▶ Text segment

>> Start

Slashdot Mirror
Donald Knuth Rips On Unit Tests and More
eldavojohn writes "You may be familiar with Donald Knuth from his famous Art of Computer Programming books but he's also the father of TeX and, arguably, one of the founders of open source. There's an interesting interview where he says a lot of stuff I wouldn't have predicted. One of the first surprises to me was that he didn't seem to be a huge proponent of unit tests. I use JUnit to test parts of my projects maybe 200 times a day but Knuth calls that kind of practice a 'waste of time' and claims 'nothing needs to be "mocked up."' He also states that methods to write software to take advantage of parallel programming hardware (like multi-core systems that we've discussed) are too difficult for him to tackle due to ever-changing hardware. He even goes so far as to vent about his unhappiness toward chipmakers for forcing us into the multicore realm. He pitches his idea of 'literate programming' which I must admit I've never heard of but find it intriguing. At the end, he even remarks on his adage that young people shouldn't do things just because they're trendy. Whether you love him or hate him, he sure has some interesting/flame-bait things to say."
... looks like it falls into the same trap as COBOL. The idea that by making programming languages incredibly verbose, they will somehow become easier to use is a fallacy.
Using "MULTIPLYBY" instead of "*" isn't going to make your code easier to read.
Literate programming is an old friend for developers of functional programming languages. I see it like "code for the human mind": it provides a source code that is well adjusted to the needs of the developer, not just the machine.
It interleaves code and documentation in the same files, and provides a specialized compilator to tell the two kinds of codes apart. Just like Doxygen and Javadoc can extract the comments from a source code project, the "tangle" process can extract all the code from a Literate program and pass it to a clasic compiler.
Now that C and C++ seem to have a declining popularity, maybe we can look for better ways of getting away from the bare metal (which, don't forget it, is why those languages become popular at the beginning). Don't get me wrong, they served us well for 36 years, but I think it's time again to begin caring more for the developers' requirements and less for the hardware requirements.
Singularity: a belief in the "God" idea with the "demiurge" relation inverted.

>> End

▶ Required work
A. Name every programming language mentioned in the reader comments that follow the submission in the thread about the Donald Knuth interview.
B. Carry on the discussion thread about the Donald Knuth interview from the point where it stops.

▶ Raw data
>> Start

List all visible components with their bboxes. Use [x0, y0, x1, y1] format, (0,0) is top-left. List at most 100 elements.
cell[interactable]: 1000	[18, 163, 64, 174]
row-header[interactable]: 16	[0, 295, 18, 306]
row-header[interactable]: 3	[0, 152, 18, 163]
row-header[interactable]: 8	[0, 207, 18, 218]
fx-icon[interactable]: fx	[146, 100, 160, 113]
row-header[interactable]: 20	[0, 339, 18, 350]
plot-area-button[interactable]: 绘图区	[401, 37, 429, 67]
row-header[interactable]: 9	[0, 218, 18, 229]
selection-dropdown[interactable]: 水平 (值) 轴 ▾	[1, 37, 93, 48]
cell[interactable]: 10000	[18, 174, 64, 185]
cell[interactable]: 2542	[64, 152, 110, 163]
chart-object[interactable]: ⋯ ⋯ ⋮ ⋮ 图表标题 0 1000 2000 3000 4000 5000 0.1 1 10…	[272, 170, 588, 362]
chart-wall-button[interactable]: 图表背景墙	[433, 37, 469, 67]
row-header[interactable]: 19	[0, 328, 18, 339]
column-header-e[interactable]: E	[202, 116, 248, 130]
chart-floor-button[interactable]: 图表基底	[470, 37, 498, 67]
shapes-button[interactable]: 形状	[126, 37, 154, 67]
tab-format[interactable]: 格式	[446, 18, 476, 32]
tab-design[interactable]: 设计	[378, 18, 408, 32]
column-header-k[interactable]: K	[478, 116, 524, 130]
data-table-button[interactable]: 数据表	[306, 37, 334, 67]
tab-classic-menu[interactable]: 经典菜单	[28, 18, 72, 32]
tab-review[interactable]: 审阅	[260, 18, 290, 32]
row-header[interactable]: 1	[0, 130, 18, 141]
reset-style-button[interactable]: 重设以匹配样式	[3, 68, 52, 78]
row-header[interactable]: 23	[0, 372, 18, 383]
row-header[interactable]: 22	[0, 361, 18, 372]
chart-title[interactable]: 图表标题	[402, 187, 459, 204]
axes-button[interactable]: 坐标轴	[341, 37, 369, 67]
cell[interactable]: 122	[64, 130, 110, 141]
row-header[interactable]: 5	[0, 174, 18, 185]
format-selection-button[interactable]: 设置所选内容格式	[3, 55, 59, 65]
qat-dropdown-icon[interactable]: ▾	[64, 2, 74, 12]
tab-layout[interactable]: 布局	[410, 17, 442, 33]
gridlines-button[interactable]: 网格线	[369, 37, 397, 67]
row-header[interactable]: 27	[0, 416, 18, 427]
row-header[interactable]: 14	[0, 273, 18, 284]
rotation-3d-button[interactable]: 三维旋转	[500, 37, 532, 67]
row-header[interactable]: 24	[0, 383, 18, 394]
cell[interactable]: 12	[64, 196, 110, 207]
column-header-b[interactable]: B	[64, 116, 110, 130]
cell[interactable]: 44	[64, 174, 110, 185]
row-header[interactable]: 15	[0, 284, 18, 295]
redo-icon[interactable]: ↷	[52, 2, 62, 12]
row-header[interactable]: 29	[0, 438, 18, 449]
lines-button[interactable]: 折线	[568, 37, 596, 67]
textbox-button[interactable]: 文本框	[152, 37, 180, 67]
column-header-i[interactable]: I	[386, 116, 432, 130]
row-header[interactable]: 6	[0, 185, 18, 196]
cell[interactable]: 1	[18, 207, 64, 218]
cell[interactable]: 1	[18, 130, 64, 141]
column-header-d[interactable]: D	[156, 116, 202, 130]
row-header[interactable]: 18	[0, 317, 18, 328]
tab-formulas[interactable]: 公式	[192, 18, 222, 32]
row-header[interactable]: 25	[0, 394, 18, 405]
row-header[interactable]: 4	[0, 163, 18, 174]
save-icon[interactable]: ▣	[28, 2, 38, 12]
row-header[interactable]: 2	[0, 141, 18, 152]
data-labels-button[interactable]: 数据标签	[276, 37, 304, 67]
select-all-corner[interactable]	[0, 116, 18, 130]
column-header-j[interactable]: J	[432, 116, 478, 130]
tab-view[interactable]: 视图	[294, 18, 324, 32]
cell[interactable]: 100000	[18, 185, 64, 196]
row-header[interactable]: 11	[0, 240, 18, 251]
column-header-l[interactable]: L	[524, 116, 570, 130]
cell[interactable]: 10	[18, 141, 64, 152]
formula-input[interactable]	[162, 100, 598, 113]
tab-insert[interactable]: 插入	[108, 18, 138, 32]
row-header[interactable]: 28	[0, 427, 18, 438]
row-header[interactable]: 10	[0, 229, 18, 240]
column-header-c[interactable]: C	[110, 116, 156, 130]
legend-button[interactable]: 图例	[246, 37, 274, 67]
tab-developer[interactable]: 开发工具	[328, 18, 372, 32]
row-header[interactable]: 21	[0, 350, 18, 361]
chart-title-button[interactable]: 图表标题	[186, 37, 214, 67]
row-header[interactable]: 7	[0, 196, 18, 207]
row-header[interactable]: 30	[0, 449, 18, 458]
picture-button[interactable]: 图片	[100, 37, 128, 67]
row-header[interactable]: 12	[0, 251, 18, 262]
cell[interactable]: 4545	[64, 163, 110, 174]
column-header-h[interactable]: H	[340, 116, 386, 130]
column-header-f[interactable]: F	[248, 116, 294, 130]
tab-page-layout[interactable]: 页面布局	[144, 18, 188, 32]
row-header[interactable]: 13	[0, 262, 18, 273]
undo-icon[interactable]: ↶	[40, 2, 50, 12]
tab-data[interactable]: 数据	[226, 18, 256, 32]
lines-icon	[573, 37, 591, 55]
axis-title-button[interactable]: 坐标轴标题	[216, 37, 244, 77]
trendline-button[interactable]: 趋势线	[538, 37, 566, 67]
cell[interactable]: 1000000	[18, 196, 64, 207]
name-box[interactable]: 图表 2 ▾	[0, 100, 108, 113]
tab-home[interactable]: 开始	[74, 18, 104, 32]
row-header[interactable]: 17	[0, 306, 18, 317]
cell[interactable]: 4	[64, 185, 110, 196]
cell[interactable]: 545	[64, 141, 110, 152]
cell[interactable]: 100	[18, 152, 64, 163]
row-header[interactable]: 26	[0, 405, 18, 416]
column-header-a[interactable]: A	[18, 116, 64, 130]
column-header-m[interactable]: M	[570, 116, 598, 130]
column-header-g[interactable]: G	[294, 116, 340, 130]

>> End

▶ Answers to each task
A. COBOL, C, C++

B.
The reason for his dismissive attitude of unit tests - that he knows exactly how all of his code works, and what impact a change will have - is exactly the reason you need them. In the real world, most programmers do in fact have to share their code with others. You're not always going to know the ramifications of refactoring a particular block of code, even if you wrote it yourself. And if you can keep all of that in your head at once, either your program is trivial, or you are some sort of supergenius. Now while I think the TDD guys are a little bit overzealous sometimes with their "100% coverage or die" attitude, unit testing is still a good habit to get into, regardless of what Knuth thinks.
Amen about TeX (and even LaTeX). I consider myself pretty knowledgeable about many computing languages, but every time I've hit a non-trivial problem with making TeX do what I want, I've had to consult with a TeXpert (i.e. the utterly invaluable comp.text.tex). And, sadly, in almost every case the solution has been either insanely baroque, or there's been no real solution at all. LaTeX makes brilliant looking documents, but Jesus wept, it's hard to make your documents look like YOU want, as opposed to how it thinks they should look.
Athletic Scholarships to universities make as much sense as academic scholarships to sports teams.
He's right about unit tests... sort of. Just as most coders shouldn't be designing interfaces, most coders don't know how to test. It can often be more work writing the unit tests than writing the code.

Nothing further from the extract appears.